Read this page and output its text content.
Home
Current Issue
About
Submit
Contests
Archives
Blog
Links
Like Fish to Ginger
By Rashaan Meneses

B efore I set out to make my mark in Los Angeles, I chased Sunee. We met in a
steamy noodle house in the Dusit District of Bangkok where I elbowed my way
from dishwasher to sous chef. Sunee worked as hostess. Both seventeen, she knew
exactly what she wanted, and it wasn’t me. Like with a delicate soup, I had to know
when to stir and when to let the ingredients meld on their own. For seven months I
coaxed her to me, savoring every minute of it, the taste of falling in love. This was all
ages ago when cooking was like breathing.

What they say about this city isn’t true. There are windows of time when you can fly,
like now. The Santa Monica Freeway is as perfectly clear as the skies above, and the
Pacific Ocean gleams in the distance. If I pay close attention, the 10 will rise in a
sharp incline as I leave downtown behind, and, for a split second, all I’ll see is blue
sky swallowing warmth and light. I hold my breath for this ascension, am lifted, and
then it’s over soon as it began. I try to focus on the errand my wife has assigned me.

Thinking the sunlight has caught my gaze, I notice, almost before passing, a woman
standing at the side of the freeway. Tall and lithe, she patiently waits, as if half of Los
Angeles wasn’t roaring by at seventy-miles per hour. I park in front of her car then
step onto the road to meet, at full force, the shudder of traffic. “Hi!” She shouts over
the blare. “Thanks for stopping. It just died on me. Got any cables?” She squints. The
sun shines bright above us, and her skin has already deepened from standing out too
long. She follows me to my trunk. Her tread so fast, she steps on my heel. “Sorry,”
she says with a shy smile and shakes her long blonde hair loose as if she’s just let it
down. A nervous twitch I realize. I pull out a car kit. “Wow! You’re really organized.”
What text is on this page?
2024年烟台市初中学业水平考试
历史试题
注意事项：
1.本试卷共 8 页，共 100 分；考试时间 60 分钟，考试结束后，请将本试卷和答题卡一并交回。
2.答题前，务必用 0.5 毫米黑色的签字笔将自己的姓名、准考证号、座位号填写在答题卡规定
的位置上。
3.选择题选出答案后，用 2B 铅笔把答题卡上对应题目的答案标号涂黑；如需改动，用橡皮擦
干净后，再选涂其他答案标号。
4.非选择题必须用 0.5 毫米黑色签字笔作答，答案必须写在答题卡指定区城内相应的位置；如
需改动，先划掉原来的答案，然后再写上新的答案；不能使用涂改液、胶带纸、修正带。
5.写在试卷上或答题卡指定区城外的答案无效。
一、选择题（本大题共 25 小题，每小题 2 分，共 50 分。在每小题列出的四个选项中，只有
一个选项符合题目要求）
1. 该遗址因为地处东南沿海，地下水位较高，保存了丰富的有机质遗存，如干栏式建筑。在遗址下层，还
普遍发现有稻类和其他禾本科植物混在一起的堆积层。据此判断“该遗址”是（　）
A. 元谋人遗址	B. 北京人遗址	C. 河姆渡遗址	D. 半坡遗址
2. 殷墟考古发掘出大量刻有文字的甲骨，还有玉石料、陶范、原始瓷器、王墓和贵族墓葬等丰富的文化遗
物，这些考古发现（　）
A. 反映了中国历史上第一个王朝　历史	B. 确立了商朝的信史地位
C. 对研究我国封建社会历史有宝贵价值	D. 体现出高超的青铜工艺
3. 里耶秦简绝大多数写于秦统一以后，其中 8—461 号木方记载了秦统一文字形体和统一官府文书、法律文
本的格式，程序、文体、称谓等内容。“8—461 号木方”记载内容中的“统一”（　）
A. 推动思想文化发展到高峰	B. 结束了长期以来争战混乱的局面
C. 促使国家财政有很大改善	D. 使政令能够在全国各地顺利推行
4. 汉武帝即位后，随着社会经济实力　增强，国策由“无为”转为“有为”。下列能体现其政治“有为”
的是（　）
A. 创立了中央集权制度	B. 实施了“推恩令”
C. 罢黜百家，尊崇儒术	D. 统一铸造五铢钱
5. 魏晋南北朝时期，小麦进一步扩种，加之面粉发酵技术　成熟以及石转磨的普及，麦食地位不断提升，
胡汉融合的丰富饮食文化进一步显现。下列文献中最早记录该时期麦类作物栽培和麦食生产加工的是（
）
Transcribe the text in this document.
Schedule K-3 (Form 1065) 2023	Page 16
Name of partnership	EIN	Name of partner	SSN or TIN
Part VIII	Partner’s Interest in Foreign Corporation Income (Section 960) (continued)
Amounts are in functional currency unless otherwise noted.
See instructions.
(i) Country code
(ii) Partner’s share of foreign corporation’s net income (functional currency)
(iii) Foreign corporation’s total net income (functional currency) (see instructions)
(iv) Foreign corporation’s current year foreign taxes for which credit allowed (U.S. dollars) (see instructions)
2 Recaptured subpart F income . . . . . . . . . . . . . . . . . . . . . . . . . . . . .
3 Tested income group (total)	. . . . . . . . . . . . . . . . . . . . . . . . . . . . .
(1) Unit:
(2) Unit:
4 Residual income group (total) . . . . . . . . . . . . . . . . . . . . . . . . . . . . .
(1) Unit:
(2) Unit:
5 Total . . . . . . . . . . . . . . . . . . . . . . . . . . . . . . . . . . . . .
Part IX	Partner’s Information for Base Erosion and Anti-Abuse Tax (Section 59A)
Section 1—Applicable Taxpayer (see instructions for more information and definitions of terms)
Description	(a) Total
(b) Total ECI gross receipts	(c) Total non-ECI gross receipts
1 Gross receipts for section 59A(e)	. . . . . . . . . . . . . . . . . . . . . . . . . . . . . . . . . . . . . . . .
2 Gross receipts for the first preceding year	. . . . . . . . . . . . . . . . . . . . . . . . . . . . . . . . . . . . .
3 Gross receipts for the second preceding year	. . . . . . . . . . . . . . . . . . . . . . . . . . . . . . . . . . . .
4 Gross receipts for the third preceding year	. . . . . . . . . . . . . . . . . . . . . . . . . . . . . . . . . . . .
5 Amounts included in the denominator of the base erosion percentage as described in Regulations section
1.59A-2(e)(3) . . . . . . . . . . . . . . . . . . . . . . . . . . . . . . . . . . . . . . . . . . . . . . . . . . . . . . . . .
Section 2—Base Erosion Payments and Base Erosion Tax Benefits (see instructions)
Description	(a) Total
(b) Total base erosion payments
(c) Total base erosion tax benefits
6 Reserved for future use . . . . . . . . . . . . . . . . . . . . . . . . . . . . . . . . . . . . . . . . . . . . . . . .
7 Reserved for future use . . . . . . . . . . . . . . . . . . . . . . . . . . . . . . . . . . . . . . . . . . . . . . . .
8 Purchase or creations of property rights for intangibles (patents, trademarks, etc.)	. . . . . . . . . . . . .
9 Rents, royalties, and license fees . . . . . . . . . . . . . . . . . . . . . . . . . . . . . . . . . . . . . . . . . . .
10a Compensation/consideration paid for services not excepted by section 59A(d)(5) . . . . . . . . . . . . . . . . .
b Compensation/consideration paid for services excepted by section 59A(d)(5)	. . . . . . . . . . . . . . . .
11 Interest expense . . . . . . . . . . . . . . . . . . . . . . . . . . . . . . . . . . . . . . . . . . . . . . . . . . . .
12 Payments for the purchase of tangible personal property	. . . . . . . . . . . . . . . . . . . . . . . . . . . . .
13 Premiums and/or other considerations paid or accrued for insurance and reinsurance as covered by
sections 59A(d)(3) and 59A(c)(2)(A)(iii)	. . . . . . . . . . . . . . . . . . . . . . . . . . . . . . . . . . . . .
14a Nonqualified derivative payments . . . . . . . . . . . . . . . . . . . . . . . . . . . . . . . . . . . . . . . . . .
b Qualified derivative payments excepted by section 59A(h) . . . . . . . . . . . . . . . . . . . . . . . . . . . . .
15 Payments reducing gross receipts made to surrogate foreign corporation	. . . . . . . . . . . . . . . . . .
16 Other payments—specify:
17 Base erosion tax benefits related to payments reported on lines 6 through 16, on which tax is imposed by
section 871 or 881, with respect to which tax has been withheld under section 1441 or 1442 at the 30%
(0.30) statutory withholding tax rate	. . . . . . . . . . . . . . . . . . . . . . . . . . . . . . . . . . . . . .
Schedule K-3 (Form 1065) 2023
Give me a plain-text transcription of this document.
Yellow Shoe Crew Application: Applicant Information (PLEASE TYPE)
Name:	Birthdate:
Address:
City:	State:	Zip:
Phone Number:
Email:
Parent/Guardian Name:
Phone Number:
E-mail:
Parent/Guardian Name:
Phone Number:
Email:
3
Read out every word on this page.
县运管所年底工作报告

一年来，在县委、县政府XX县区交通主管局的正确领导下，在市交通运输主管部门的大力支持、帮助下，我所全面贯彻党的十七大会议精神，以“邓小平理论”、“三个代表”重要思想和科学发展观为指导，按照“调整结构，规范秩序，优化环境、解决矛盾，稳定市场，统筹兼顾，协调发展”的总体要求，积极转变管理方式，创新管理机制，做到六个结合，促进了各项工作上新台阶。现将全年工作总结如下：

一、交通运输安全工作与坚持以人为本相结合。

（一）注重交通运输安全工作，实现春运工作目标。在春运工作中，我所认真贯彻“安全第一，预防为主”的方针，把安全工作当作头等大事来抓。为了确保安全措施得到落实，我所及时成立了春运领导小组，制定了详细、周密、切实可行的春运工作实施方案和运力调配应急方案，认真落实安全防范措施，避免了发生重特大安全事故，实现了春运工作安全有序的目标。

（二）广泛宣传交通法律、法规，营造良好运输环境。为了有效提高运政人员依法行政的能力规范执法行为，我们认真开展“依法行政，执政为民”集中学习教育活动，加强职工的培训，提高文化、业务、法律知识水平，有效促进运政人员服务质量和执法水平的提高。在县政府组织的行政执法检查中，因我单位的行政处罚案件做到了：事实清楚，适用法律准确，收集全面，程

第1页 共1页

· · · · ·

* [THE TASK] Which lines above contain the word "Name"? Copy each of them.

* [OUTPUT OF THE TASK]
Name of partnership	EIN	Name of partner	SSN or TIN
Name:	Birthdate:
Parent/Guardian Name:
Parent/Guardian Name:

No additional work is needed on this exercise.